- Objective
Search the listing below for the word "Global" and copy each line that holds it.

- Data shown
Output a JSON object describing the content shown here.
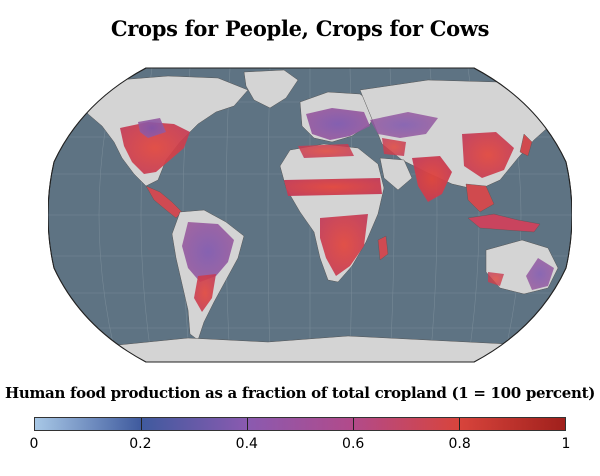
{
  "title": "Crops for People, Crops for Cows",
  "legend": {
    "title": "Human food production as a fraction of total cropland (1 = 100 percent)",
    "ticks": [
      "0",
      "0.2",
      "0.4",
      "0.6",
      "0.8",
      "1"
    ],
    "scale_min": 0,
    "scale_max": 1,
    "colors": [
      "#a8c8e6",
      "#3f5a9e",
      "#8a5ab0",
      "#b24a8a",
      "#d8443c",
      "#a0201c"
    ]
  },
  "map": {
    "projection": "robinson",
    "ocean_color": "#5e7383",
    "no_data_color": "#d4d4d4",
    "graticule": true
  }
}
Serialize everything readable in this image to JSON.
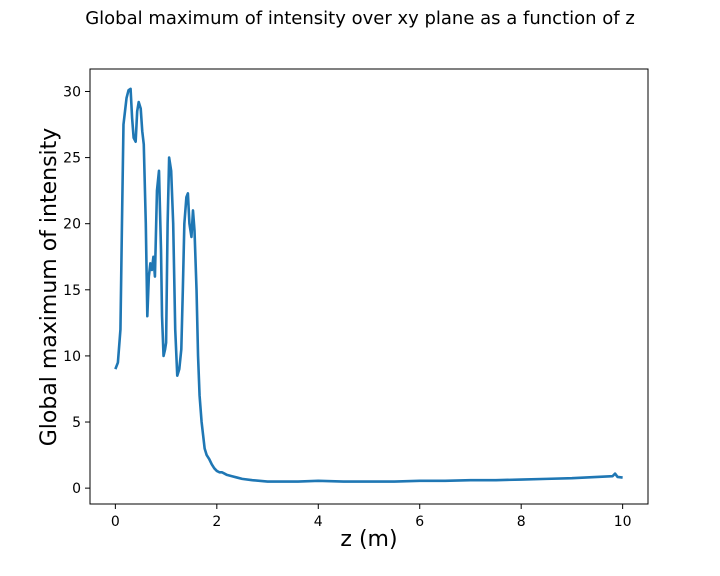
{
  "figure": {
    "title": "Global maximum of intensity over xy plane as a function of z"
  },
  "chart_data": {
    "type": "line",
    "title": "Global maximum of intensity over xy plane as a function of z",
    "xlabel": "z (m)",
    "ylabel": "Global maximum of intensity",
    "xlim": [
      -0.5,
      10.5
    ],
    "ylim": [
      -1.2,
      31.7
    ],
    "xticks": [
      0,
      2,
      4,
      6,
      8,
      10
    ],
    "yticks": [
      0,
      5,
      10,
      15,
      20,
      25,
      30
    ],
    "grid": false,
    "line_color": "#1f77b4",
    "series": [
      {
        "x": [
          0.0,
          0.05,
          0.1,
          0.13,
          0.16,
          0.19,
          0.22,
          0.26,
          0.3,
          0.33,
          0.36,
          0.4,
          0.43,
          0.46,
          0.5,
          0.53,
          0.56,
          0.6,
          0.63,
          0.66,
          0.69,
          0.72,
          0.75,
          0.78,
          0.82,
          0.86,
          0.9,
          0.92,
          0.95,
          0.98,
          1.0,
          1.03,
          1.06,
          1.1,
          1.14,
          1.18,
          1.22,
          1.26,
          1.3,
          1.33,
          1.36,
          1.4,
          1.43,
          1.46,
          1.5,
          1.53,
          1.56,
          1.6,
          1.63,
          1.66,
          1.7,
          1.73,
          1.76,
          1.8,
          1.85,
          1.9,
          1.95,
          2.0,
          2.05,
          2.1,
          2.15,
          2.2,
          2.3,
          2.4,
          2.5,
          2.7,
          3.0,
          3.3,
          3.6,
          4.0,
          4.5,
          5.0,
          5.5,
          6.0,
          6.5,
          7.0,
          7.5,
          8.0,
          8.5,
          9.0,
          9.5,
          9.8,
          9.85,
          9.9,
          10.0
        ],
        "y": [
          9.0,
          9.5,
          12.0,
          20.0,
          27.5,
          28.5,
          29.5,
          30.1,
          30.2,
          28.0,
          26.5,
          26.2,
          28.5,
          29.2,
          28.7,
          27.0,
          26.0,
          20.0,
          13.0,
          16.0,
          17.0,
          16.5,
          17.5,
          16.0,
          22.5,
          24.0,
          18.0,
          13.0,
          10.0,
          10.5,
          11.0,
          20.0,
          25.0,
          24.0,
          20.0,
          12.0,
          8.5,
          9.0,
          10.5,
          15.0,
          20.0,
          22.0,
          22.3,
          20.0,
          19.0,
          21.0,
          19.5,
          15.0,
          10.0,
          7.0,
          5.0,
          4.0,
          3.0,
          2.5,
          2.2,
          1.8,
          1.5,
          1.3,
          1.2,
          1.2,
          1.1,
          1.0,
          0.9,
          0.8,
          0.7,
          0.6,
          0.5,
          0.5,
          0.5,
          0.55,
          0.5,
          0.5,
          0.5,
          0.55,
          0.55,
          0.6,
          0.6,
          0.65,
          0.7,
          0.75,
          0.85,
          0.9,
          1.1,
          0.85,
          0.8
        ]
      }
    ]
  }
}
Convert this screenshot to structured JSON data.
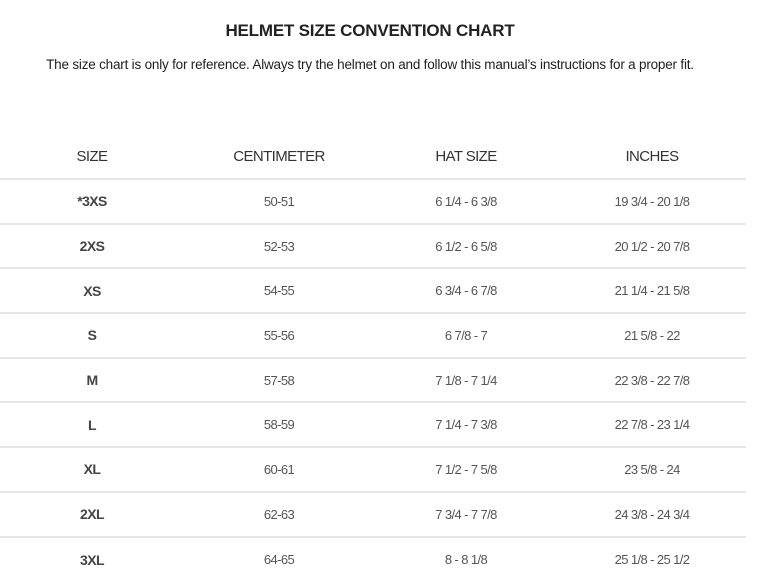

- Reply to the task
    "title": "Global maximum of intensity over xy plane as a function of z"
    "title": "Global maximum of intensity over xy plane as a function of z",
    "ylabel": "Global maximum of intensity",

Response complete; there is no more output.